Problem statement
Among the lines below, count those with "Output". Give only the number.

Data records

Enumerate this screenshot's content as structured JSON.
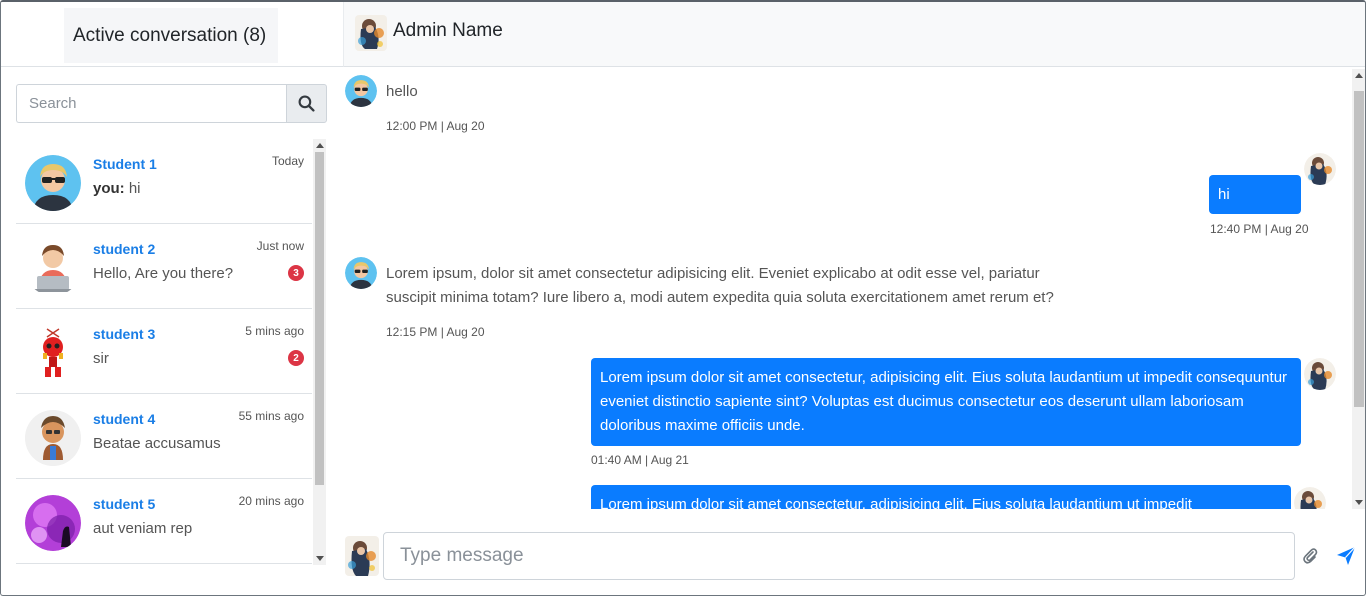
{
  "header": {
    "conversations_title": "Active conversation (8)",
    "admin_name": "Admin Name"
  },
  "search": {
    "placeholder": "Search",
    "value": ""
  },
  "conversations": [
    {
      "name": "Student 1",
      "time": "Today",
      "prefix": "you:",
      "message": " hi",
      "unread": "",
      "avatar": "sunglasses-user-avatar"
    },
    {
      "name": "student 2",
      "time": "Just now",
      "prefix": "",
      "message": "Hello, Are you there?",
      "unread": "3",
      "avatar": "laptop-user-avatar"
    },
    {
      "name": "student 3",
      "time": "5 mins ago",
      "prefix": "",
      "message": "sir",
      "unread": "2",
      "avatar": "robot-avatar"
    },
    {
      "name": "student 4",
      "time": "55 mins ago",
      "prefix": "",
      "message": "Beatae accusamus",
      "unread": "",
      "avatar": "cartoon-man-avatar"
    },
    {
      "name": "student 5",
      "time": "20 mins ago",
      "prefix": "",
      "message": "aut veniam rep",
      "unread": "",
      "avatar": "purple-art-avatar"
    }
  ],
  "messages": [
    {
      "side": "left",
      "text": "hello",
      "time": "12:00 PM | Aug 20"
    },
    {
      "side": "right",
      "text": "hi",
      "time": "12:40 PM | Aug 20"
    },
    {
      "side": "left",
      "text": "Lorem ipsum, dolor sit amet consectetur adipisicing elit. Eveniet explicabo at odit esse vel, pariatur suscipit minima totam? Iure libero a, modi autem expedita quia soluta exercitationem amet rerum et?",
      "time": "12:15 PM | Aug 20"
    },
    {
      "side": "right",
      "text": "Lorem ipsum dolor sit amet consectetur, adipisicing elit. Eius soluta laudantium ut impedit consequuntur eveniet distinctio sapiente sint? Voluptas est ducimus consectetur eos deserunt ullam laboriosam doloribus maxime officiis unde.",
      "time": "01:40 AM | Aug 21"
    },
    {
      "side": "right",
      "text": "Lorem ipsum dolor sit amet consectetur, adipisicing elit. Eius soluta laudantium ut impedit",
      "time": ""
    }
  ],
  "composer": {
    "placeholder": "Type message",
    "value": ""
  },
  "icons": {
    "search": "search-icon",
    "attach": "paperclip-icon",
    "send": "send-icon"
  },
  "colors": {
    "accent": "#0a7cff",
    "name_link": "#1a7ee6",
    "badge": "#dc3545"
  }
}
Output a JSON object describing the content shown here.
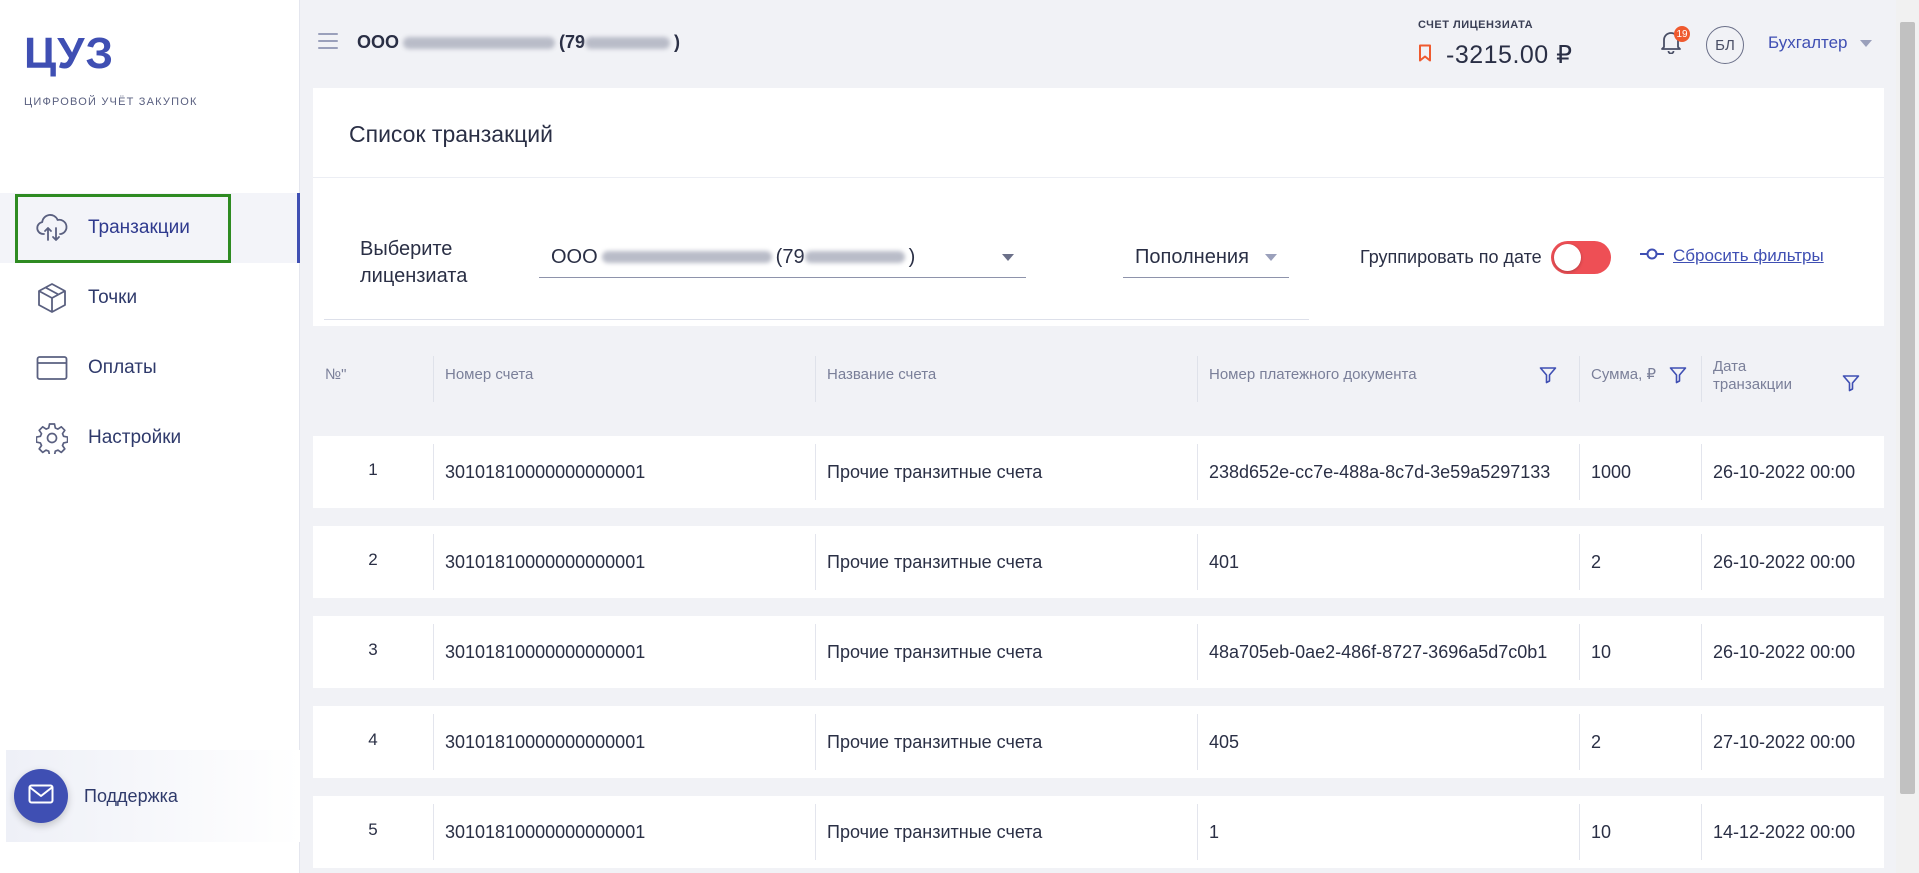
{
  "app": {
    "logo_title": "ЦУЗ",
    "logo_subtitle": "ЦИФРОВОЙ УЧЁТ ЗАКУПОК"
  },
  "sidebar": {
    "items": [
      {
        "label": "Транзакции",
        "icon": "cloud-transfer-icon",
        "active": true
      },
      {
        "label": "Точки",
        "icon": "cube-icon",
        "active": false
      },
      {
        "label": "Оплаты",
        "icon": "card-icon",
        "active": false
      },
      {
        "label": "Настройки",
        "icon": "gear-icon",
        "active": false
      }
    ],
    "support_label": "Поддержка"
  },
  "header": {
    "org_prefix": "ООО",
    "org_inn_prefix": "(79",
    "org_inn_suffix": ")",
    "account_label": "СЧЕТ ЛИЦЕНЗИАТА",
    "account_value": "-3215.00 ₽",
    "notifications_count": "19",
    "avatar_initials": "БЛ",
    "role": "Бухгалтер"
  },
  "page": {
    "title": "Список транзакций"
  },
  "filters": {
    "licensee_label_line1": "Выберите",
    "licensee_label_line2": "лицензиата",
    "licensee_prefix": "ООО",
    "licensee_inn_prefix": "(79",
    "licensee_inn_suffix": ")",
    "type_value": "Пополнения",
    "group_by_date_label": "Группировать по дате",
    "group_by_date_on": false,
    "reset_label": "Сбросить фильтры"
  },
  "table": {
    "columns": [
      {
        "label": "№\"",
        "filter": false
      },
      {
        "label": "Номер счета",
        "filter": false
      },
      {
        "label": "Название счета",
        "filter": false
      },
      {
        "label": "Номер платежного документа",
        "filter": true
      },
      {
        "label": "Сумма, ₽",
        "filter": true
      },
      {
        "label": "Дата транзакции",
        "filter": true
      }
    ],
    "rows": [
      {
        "n": "1",
        "account": "30101810000000000001",
        "name": "Прочие транзитные счета",
        "doc": "238d652e-cc7e-488a-8c7d-3e59a5297133",
        "sum": "1000",
        "date": "26-10-2022 00:00"
      },
      {
        "n": "2",
        "account": "30101810000000000001",
        "name": "Прочие транзитные счета",
        "doc": "401",
        "sum": "2",
        "date": "26-10-2022 00:00"
      },
      {
        "n": "3",
        "account": "30101810000000000001",
        "name": "Прочие транзитные счета",
        "doc": "48a705eb-0ae2-486f-8727-3696a5d7c0b1",
        "sum": "10",
        "date": "26-10-2022 00:00"
      },
      {
        "n": "4",
        "account": "30101810000000000001",
        "name": "Прочие транзитные счета",
        "doc": "405",
        "sum": "2",
        "date": "27-10-2022 00:00"
      },
      {
        "n": "5",
        "account": "30101810000000000001",
        "name": "Прочие транзитные счета",
        "doc": "1",
        "sum": "10",
        "date": "14-12-2022 00:00"
      }
    ]
  },
  "colors": {
    "accent": "#3f4fb3",
    "toggle_off": "#ee4f55",
    "badge": "#ef5a2f",
    "highlight": "#2e8b22"
  }
}
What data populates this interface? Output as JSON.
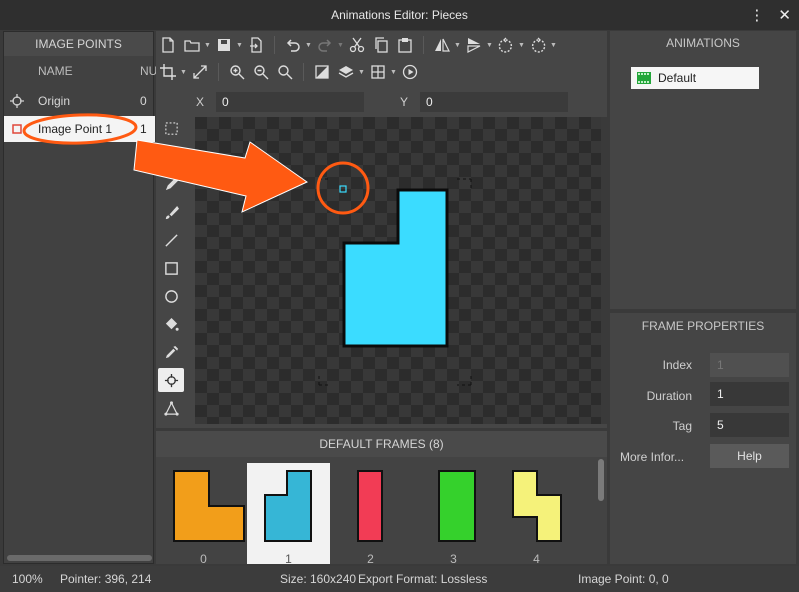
{
  "window": {
    "title": "Animations Editor: Pieces",
    "menu_icon": "kebab-menu-icon",
    "close_icon": "close-icon"
  },
  "image_points": {
    "title": "IMAGE POINTS",
    "col_name": "NAME",
    "col_num": "NU",
    "rows": [
      {
        "name": "Origin",
        "num": "0"
      },
      {
        "name": "Image Point 1",
        "num": "1"
      }
    ]
  },
  "coords": {
    "x_label": "X",
    "x_value": "0",
    "y_label": "Y",
    "y_value": "0"
  },
  "frames": {
    "title": "DEFAULT FRAMES (8)",
    "items": [
      {
        "num": "0",
        "color": "#f29e1a"
      },
      {
        "num": "1",
        "color": "#36b6d6"
      },
      {
        "num": "2",
        "color": "#f23c55"
      },
      {
        "num": "3",
        "color": "#35d12c"
      },
      {
        "num": "4",
        "color": "#f5f27a"
      }
    ]
  },
  "animations": {
    "title": "ANIMATIONS",
    "items": [
      {
        "name": "Default"
      }
    ]
  },
  "frame_properties": {
    "title": "FRAME PROPERTIES",
    "index_label": "Index",
    "index_value": "1",
    "duration_label": "Duration",
    "duration_value": "1",
    "tag_label": "Tag",
    "tag_value": "5",
    "more_label": "More Infor...",
    "help_label": "Help"
  },
  "status": {
    "zoom": "100%",
    "pointer": "Pointer: 396, 214",
    "size": "Size: 160x240",
    "export": "Export Format: Lossless",
    "image_point": "Image Point: 0, 0"
  },
  "colors": {
    "canvas_piece": "#3bdcff",
    "accent_arrow": "#ff5a12"
  }
}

Solution to this task
2